Find every line in the records that holds the string "Links". Copy each one.

Start of Exercise material

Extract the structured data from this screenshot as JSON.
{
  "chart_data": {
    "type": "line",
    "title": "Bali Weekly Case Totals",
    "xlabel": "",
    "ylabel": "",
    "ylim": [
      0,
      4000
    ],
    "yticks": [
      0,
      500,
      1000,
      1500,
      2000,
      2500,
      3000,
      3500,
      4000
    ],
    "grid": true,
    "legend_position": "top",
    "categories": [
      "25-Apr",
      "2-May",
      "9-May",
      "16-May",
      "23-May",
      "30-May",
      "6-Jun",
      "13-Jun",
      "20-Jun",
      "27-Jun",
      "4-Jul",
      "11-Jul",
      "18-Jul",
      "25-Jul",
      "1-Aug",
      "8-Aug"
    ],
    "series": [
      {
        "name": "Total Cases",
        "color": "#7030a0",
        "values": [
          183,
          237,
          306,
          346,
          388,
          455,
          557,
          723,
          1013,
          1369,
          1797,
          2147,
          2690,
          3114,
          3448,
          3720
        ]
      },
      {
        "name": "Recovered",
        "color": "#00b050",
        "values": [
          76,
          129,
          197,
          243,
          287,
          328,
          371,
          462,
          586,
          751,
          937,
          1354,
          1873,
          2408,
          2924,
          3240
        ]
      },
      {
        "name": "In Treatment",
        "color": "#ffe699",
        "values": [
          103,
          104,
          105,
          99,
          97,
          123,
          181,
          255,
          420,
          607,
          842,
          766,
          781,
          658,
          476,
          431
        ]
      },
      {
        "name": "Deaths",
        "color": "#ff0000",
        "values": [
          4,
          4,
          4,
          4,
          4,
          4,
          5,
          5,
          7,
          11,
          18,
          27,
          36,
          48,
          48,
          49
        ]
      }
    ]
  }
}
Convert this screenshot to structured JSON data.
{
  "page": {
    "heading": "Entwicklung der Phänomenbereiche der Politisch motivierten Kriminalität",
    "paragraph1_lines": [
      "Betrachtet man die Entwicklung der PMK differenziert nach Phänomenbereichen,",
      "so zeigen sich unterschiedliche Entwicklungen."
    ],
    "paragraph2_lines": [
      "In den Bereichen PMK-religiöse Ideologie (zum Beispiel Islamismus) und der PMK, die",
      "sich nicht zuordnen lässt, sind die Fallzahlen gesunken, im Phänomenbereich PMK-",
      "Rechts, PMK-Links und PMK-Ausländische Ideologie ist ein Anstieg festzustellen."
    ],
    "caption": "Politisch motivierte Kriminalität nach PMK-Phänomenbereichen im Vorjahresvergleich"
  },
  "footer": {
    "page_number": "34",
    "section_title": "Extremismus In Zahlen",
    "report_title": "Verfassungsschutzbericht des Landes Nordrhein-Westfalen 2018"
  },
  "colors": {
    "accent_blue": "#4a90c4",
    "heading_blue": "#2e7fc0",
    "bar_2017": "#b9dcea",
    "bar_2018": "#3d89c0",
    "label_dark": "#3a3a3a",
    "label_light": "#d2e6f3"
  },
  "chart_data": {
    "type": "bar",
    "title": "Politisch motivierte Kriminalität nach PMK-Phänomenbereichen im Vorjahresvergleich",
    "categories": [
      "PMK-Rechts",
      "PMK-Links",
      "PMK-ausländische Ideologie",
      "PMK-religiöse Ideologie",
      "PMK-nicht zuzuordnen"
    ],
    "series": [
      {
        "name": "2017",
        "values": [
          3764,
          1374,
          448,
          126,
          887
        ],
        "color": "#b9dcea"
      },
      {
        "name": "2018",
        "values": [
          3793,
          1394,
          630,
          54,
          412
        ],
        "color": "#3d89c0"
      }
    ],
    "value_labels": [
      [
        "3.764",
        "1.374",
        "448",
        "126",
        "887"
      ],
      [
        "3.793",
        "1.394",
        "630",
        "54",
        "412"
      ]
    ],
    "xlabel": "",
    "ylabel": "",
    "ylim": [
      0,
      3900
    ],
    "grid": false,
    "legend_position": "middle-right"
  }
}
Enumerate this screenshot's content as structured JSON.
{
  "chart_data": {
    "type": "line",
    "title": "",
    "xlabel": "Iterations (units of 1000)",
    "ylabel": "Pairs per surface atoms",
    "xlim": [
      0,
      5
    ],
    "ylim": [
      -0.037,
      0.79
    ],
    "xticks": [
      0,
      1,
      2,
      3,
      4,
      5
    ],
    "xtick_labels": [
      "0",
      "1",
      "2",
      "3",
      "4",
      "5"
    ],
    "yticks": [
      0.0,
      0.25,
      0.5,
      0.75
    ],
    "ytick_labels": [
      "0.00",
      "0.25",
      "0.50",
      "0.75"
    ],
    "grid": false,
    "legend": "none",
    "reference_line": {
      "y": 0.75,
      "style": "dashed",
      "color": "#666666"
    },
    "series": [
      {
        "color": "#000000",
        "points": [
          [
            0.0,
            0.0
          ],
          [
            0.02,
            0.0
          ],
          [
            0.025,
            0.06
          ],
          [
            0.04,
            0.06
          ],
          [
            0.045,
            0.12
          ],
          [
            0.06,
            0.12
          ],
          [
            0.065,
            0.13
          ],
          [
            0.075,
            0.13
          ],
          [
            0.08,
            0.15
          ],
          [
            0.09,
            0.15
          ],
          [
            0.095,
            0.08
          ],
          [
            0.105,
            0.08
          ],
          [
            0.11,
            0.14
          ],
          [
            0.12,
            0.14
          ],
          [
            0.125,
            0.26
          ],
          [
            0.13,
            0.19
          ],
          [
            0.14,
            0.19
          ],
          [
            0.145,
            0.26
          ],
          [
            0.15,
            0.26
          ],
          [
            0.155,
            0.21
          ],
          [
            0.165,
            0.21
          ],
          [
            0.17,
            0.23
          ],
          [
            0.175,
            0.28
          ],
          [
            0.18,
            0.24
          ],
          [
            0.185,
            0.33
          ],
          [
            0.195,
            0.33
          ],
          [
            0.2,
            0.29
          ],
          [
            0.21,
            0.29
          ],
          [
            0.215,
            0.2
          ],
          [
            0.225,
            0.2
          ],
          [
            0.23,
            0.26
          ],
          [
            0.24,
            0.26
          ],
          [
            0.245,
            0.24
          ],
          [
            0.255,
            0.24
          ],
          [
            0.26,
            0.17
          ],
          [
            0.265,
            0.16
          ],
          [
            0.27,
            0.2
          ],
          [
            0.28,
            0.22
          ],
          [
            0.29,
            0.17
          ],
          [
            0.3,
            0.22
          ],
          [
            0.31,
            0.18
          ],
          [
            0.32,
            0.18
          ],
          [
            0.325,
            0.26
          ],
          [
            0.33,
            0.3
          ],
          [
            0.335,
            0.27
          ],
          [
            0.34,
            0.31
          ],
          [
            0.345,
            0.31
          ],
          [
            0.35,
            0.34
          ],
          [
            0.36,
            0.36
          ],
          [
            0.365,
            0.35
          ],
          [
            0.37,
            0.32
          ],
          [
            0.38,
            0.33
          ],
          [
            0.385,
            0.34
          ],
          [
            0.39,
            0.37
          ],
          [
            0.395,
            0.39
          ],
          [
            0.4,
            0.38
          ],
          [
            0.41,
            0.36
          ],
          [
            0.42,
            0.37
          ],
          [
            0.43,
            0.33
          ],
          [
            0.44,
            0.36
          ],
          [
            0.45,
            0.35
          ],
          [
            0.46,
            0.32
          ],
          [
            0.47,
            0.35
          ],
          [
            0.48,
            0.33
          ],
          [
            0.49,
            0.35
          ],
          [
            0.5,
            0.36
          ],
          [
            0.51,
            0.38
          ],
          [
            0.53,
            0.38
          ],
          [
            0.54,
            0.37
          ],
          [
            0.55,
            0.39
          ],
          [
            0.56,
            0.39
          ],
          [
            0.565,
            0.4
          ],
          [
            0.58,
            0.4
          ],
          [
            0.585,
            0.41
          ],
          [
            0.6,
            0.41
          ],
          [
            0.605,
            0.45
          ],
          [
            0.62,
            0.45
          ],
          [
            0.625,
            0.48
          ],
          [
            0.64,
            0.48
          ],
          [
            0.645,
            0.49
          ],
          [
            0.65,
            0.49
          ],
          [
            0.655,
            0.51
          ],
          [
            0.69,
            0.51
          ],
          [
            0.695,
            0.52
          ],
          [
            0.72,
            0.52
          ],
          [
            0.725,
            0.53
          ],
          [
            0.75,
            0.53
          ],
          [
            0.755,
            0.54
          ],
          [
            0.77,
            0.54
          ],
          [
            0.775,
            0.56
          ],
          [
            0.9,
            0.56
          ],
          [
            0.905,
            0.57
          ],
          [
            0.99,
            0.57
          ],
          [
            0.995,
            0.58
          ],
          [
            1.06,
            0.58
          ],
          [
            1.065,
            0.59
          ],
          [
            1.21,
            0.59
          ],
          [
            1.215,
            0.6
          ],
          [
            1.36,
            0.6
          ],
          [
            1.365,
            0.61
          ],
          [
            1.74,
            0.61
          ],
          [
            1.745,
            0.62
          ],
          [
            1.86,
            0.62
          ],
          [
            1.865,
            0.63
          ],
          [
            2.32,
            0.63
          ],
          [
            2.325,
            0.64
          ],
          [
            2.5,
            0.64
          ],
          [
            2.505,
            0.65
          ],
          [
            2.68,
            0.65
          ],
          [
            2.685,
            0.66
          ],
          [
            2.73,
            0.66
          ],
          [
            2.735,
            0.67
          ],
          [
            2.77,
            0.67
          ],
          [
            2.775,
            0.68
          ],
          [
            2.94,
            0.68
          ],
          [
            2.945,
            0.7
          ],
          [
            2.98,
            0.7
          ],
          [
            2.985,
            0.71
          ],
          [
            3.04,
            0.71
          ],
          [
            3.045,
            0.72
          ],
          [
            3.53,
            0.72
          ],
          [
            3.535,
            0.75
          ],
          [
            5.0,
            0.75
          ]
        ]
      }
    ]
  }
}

End of Exercise material

Final result -
      "Rechts, PMK-Links und PMK-Ausländische Ideologie ist ein Anstieg festzustellen."
      "PMK-Links",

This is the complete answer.